Prompt:
Check each line of the data below for the word "Short", then extract the ones that have it.

Recorded data:
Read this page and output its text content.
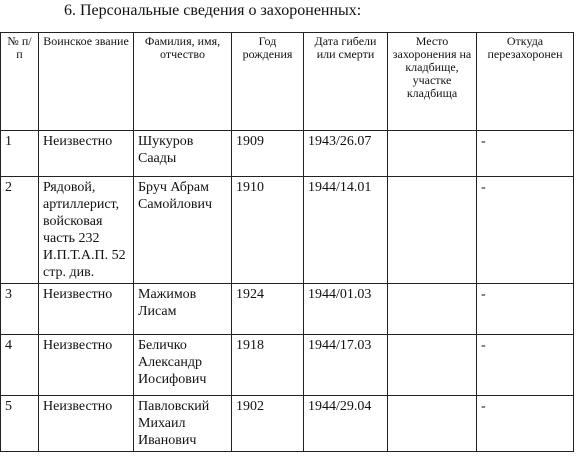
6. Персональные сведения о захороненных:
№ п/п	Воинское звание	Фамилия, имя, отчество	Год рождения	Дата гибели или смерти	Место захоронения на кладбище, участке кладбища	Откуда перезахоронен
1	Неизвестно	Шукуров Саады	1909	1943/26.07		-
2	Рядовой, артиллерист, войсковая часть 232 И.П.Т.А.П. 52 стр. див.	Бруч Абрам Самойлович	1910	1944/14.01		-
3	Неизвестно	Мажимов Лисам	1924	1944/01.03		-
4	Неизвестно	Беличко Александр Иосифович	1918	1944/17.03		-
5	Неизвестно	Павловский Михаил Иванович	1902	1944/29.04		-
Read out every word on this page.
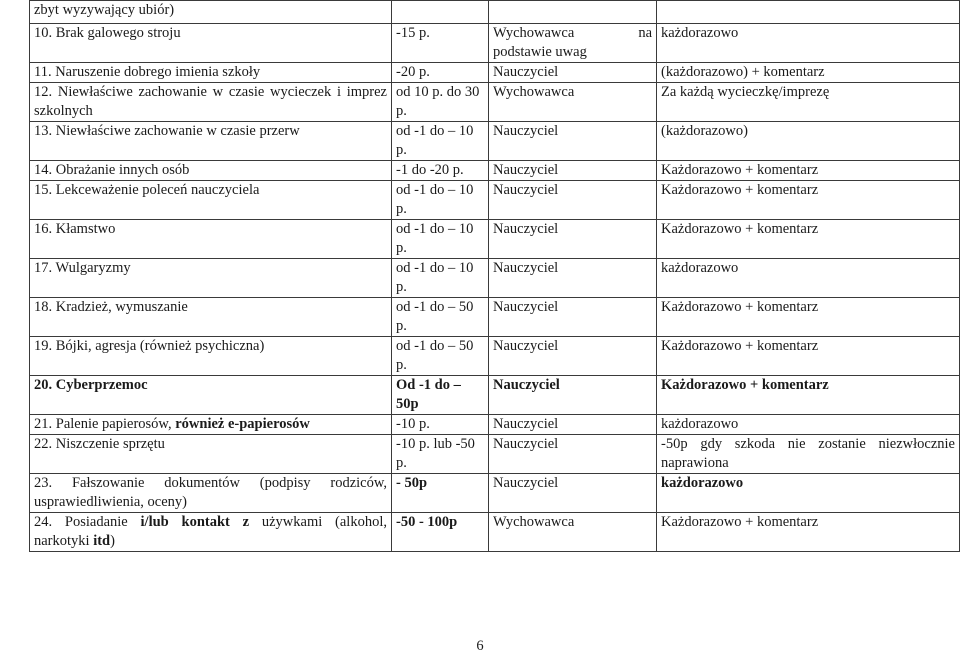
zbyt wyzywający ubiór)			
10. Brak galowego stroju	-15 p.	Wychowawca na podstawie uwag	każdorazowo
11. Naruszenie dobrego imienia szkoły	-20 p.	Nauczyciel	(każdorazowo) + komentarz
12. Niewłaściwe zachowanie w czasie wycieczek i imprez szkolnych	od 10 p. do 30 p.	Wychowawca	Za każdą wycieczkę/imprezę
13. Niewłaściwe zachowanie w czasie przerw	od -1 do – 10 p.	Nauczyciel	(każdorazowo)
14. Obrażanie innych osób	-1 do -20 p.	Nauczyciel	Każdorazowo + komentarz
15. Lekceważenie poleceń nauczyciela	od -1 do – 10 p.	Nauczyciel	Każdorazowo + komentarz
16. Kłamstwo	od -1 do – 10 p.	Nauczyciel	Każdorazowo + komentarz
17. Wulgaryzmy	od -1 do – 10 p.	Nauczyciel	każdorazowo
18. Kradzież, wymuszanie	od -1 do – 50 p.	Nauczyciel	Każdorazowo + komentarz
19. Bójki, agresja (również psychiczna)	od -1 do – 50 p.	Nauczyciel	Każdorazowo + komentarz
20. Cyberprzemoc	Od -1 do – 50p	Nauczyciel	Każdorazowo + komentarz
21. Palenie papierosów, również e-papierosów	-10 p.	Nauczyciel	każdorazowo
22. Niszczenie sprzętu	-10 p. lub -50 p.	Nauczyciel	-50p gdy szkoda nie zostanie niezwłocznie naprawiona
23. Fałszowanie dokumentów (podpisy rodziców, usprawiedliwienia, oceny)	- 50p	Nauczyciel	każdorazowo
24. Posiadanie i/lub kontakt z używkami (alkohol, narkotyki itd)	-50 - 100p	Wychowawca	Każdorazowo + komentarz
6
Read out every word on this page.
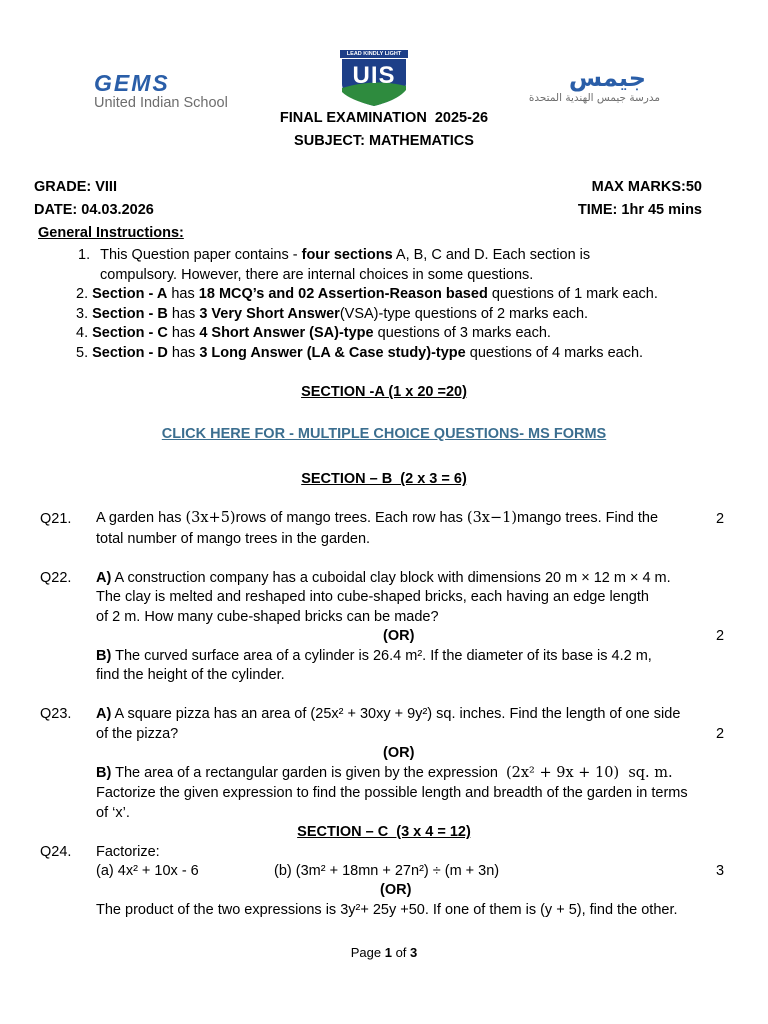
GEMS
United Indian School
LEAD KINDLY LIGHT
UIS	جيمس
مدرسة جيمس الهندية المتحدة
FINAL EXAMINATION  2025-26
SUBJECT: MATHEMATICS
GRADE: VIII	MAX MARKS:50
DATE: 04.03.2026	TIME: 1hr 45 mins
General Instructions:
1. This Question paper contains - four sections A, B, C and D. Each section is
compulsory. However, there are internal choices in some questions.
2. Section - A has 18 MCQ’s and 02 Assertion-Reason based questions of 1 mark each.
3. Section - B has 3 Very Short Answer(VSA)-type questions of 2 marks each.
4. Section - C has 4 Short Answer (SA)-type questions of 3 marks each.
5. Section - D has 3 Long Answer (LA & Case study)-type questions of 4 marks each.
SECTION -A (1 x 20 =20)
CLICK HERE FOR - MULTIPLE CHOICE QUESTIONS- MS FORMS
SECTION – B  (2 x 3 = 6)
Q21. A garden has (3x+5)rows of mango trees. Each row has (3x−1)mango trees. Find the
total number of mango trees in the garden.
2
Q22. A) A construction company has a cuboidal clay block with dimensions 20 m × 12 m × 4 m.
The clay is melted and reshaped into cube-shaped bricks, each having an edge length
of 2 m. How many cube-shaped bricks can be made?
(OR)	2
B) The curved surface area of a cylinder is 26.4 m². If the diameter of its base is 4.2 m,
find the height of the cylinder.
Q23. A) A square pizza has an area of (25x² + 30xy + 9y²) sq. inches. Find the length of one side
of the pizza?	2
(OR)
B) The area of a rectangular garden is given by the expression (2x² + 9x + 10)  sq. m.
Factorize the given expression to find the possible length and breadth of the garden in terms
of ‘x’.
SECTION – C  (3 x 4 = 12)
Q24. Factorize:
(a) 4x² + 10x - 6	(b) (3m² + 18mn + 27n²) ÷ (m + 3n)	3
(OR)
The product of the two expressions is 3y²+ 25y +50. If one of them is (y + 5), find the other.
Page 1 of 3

Result of the exercise:
3. Section - B has 3 Very Short Answer(VSA)-type questions of 2 marks each.
4. Section - C has 4 Short Answer (SA)-type questions of 3 marks each.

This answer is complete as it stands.